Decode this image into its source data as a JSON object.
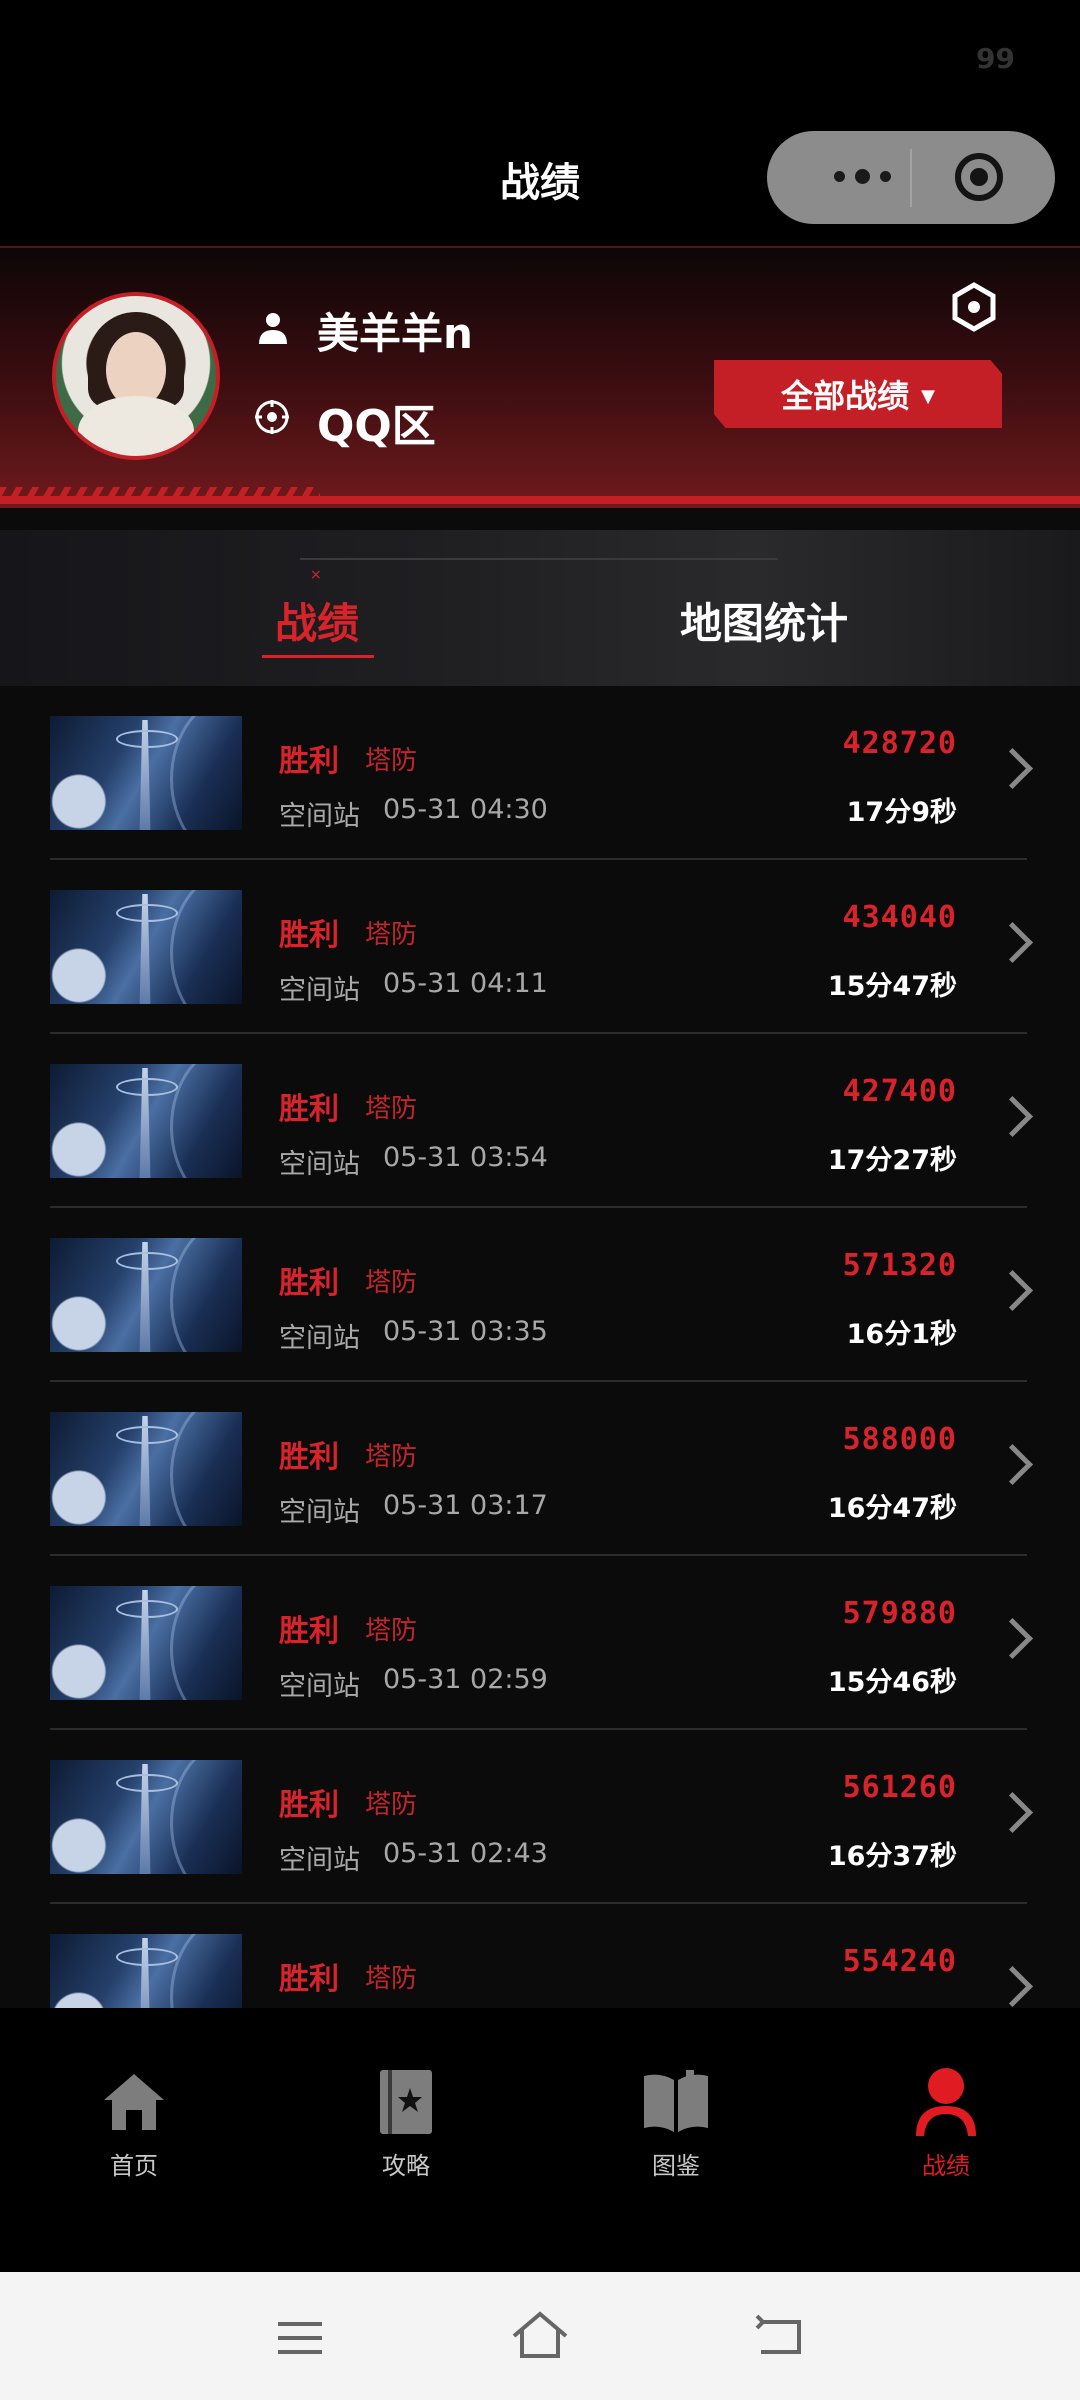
{
  "status": {
    "right_text": "99"
  },
  "header": {
    "title": "战绩"
  },
  "profile": {
    "username": "美羊羊n",
    "zone": "QQ区",
    "filter_button": "全部战绩",
    "filter_caret": "▼"
  },
  "tabs": [
    {
      "label": "战绩",
      "active": true
    },
    {
      "label": "地图统计",
      "active": false
    }
  ],
  "records": [
    {
      "result": "胜利",
      "mode": "塔防",
      "map": "空间站",
      "datetime": "05-31 04:30",
      "score": "428720",
      "duration": "17分9秒"
    },
    {
      "result": "胜利",
      "mode": "塔防",
      "map": "空间站",
      "datetime": "05-31 04:11",
      "score": "434040",
      "duration": "15分47秒"
    },
    {
      "result": "胜利",
      "mode": "塔防",
      "map": "空间站",
      "datetime": "05-31 03:54",
      "score": "427400",
      "duration": "17分27秒"
    },
    {
      "result": "胜利",
      "mode": "塔防",
      "map": "空间站",
      "datetime": "05-31 03:35",
      "score": "571320",
      "duration": "16分1秒"
    },
    {
      "result": "胜利",
      "mode": "塔防",
      "map": "空间站",
      "datetime": "05-31 03:17",
      "score": "588000",
      "duration": "16分47秒"
    },
    {
      "result": "胜利",
      "mode": "塔防",
      "map": "空间站",
      "datetime": "05-31 02:59",
      "score": "579880",
      "duration": "15分46秒"
    },
    {
      "result": "胜利",
      "mode": "塔防",
      "map": "空间站",
      "datetime": "05-31 02:43",
      "score": "561260",
      "duration": "16分37秒"
    },
    {
      "result": "胜利",
      "mode": "塔防",
      "map": "",
      "datetime": "",
      "score": "554240",
      "duration": ""
    }
  ],
  "bottom_nav": [
    {
      "label": "首页",
      "icon": "home-icon",
      "active": false
    },
    {
      "label": "攻略",
      "icon": "guide-book-icon",
      "active": false
    },
    {
      "label": "图鉴",
      "icon": "open-book-icon",
      "active": false
    },
    {
      "label": "战绩",
      "icon": "person-icon",
      "active": true
    }
  ],
  "colors": {
    "accent": "#d8232a",
    "background": "#0b0b0c"
  }
}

========

Write out the listing word for word, omitting the pictures it holds.

Decode this image into its source data as a JSON object.
{
  "status": {
    "right_text": "99"
  },
  "header": {
    "title": "战绩"
  },
  "profile": {
    "username": "美羊羊n",
    "zone": "QQ区",
    "filter_button": "全部战绩",
    "filter_caret": "▼"
  },
  "tabs": [
    {
      "label": "战绩",
      "active": true
    },
    {
      "label": "地图统计",
      "active": false
    }
  ],
  "records": [
    {
      "result": "胜利",
      "mode": "塔防",
      "map": "空间站",
      "datetime": "05-31 04:30",
      "score": "428720",
      "duration": "17分9秒"
    },
    {
      "result": "胜利",
      "mode": "塔防",
      "map": "空间站",
      "datetime": "05-31 04:11",
      "score": "434040",
      "duration": "15分47秒"
    },
    {
      "result": "胜利",
      "mode": "塔防",
      "map": "空间站",
      "datetime": "05-31 03:54",
      "score": "427400",
      "duration": "17分27秒"
    },
    {
      "result": "胜利",
      "mode": "塔防",
      "map": "空间站",
      "datetime": "05-31 03:35",
      "score": "571320",
      "duration": "16分1秒"
    },
    {
      "result": "胜利",
      "mode": "塔防",
      "map": "空间站",
      "datetime": "05-31 03:17",
      "score": "588000",
      "duration": "16分47秒"
    },
    {
      "result": "胜利",
      "mode": "塔防",
      "map": "空间站",
      "datetime": "05-31 02:59",
      "score": "579880",
      "duration": "15分46秒"
    },
    {
      "result": "胜利",
      "mode": "塔防",
      "map": "空间站",
      "datetime": "05-31 02:43",
      "score": "561260",
      "duration": "16分37秒"
    },
    {
      "result": "胜利",
      "mode": "塔防",
      "map": "",
      "datetime": "",
      "score": "554240",
      "duration": ""
    }
  ],
  "bottom_nav": [
    {
      "label": "首页",
      "icon": "home-icon",
      "active": false
    },
    {
      "label": "攻略",
      "icon": "guide-book-icon",
      "active": false
    },
    {
      "label": "图鉴",
      "icon": "open-book-icon",
      "active": false
    },
    {
      "label": "战绩",
      "icon": "person-icon",
      "active": true
    }
  ],
  "colors": {
    "accent": "#d8232a",
    "background": "#0b0b0c"
  }
}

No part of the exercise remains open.